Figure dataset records

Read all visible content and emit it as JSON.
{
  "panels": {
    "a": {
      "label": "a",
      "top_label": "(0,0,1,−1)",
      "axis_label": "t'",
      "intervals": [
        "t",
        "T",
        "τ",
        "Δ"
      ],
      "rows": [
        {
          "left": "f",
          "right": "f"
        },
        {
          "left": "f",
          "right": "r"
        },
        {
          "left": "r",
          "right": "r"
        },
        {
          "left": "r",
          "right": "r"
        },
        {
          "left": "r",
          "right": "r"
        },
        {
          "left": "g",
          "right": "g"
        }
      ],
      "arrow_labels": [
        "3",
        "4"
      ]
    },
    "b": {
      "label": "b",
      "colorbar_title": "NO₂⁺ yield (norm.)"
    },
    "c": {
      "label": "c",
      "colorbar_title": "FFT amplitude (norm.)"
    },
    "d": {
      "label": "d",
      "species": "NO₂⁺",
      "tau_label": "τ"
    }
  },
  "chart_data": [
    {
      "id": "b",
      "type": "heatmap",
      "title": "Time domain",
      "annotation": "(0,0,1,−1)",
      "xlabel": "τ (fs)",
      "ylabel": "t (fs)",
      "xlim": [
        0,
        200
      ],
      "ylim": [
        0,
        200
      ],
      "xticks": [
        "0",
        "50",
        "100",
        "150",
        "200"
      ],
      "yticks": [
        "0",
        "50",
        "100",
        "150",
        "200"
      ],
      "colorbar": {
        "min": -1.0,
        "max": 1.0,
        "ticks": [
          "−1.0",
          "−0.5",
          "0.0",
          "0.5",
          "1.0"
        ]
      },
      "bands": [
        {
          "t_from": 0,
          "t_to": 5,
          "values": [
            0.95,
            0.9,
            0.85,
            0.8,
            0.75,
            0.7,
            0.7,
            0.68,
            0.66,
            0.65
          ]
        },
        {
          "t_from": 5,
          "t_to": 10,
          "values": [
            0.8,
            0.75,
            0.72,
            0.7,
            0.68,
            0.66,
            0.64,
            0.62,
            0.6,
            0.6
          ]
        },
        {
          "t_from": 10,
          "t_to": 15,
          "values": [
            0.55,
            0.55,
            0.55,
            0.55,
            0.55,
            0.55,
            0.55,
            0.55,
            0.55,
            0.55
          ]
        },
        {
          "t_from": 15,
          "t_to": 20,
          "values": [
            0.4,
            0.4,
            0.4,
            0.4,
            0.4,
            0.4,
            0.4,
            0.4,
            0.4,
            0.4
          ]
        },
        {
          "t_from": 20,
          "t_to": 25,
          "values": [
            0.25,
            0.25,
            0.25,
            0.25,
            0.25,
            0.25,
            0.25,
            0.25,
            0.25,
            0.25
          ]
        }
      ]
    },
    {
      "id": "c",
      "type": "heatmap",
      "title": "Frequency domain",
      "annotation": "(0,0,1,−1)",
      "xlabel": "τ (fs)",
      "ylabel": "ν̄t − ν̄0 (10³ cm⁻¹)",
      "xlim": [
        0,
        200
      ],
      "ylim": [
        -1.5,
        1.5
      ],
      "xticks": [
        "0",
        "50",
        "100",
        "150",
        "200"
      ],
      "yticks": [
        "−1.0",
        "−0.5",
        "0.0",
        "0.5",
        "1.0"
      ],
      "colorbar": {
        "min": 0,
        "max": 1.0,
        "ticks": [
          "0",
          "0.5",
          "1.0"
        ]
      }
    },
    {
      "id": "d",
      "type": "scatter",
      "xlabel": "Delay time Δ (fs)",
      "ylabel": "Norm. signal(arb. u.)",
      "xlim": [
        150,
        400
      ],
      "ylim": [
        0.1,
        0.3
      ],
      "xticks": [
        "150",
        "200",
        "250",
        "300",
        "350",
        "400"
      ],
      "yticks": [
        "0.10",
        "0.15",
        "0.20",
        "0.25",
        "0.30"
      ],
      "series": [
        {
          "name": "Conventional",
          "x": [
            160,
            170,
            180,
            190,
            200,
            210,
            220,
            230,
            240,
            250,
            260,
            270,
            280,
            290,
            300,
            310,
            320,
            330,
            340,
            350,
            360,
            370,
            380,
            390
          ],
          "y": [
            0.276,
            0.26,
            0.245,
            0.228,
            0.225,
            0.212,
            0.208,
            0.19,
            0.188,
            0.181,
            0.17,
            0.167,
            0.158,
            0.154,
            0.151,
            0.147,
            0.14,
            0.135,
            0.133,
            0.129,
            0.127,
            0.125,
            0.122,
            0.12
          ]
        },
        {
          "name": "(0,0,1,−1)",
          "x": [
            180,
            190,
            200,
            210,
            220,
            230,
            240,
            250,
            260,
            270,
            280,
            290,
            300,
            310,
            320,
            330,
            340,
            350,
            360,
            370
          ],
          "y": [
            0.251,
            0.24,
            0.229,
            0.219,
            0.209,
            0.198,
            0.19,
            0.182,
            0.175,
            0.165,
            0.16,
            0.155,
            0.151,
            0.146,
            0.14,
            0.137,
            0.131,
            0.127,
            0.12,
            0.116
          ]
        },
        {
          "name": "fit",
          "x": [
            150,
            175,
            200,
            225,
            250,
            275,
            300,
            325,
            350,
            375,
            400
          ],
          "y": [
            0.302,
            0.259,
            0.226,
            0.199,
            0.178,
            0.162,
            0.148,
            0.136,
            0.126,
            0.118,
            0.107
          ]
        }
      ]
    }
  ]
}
...
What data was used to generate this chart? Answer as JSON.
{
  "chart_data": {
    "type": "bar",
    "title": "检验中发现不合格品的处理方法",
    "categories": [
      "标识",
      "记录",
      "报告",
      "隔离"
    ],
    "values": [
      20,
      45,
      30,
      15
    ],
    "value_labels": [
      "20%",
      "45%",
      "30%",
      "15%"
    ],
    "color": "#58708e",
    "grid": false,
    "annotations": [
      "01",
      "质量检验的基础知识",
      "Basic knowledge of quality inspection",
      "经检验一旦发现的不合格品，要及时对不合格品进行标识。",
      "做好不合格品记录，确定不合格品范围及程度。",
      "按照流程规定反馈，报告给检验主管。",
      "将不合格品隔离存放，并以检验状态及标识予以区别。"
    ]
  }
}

▶ [WORK INSTRUCTIONS]
Output a single number: how many lines contain the word "JSON".

▶ [RESPONSE TO THIS TASK]
2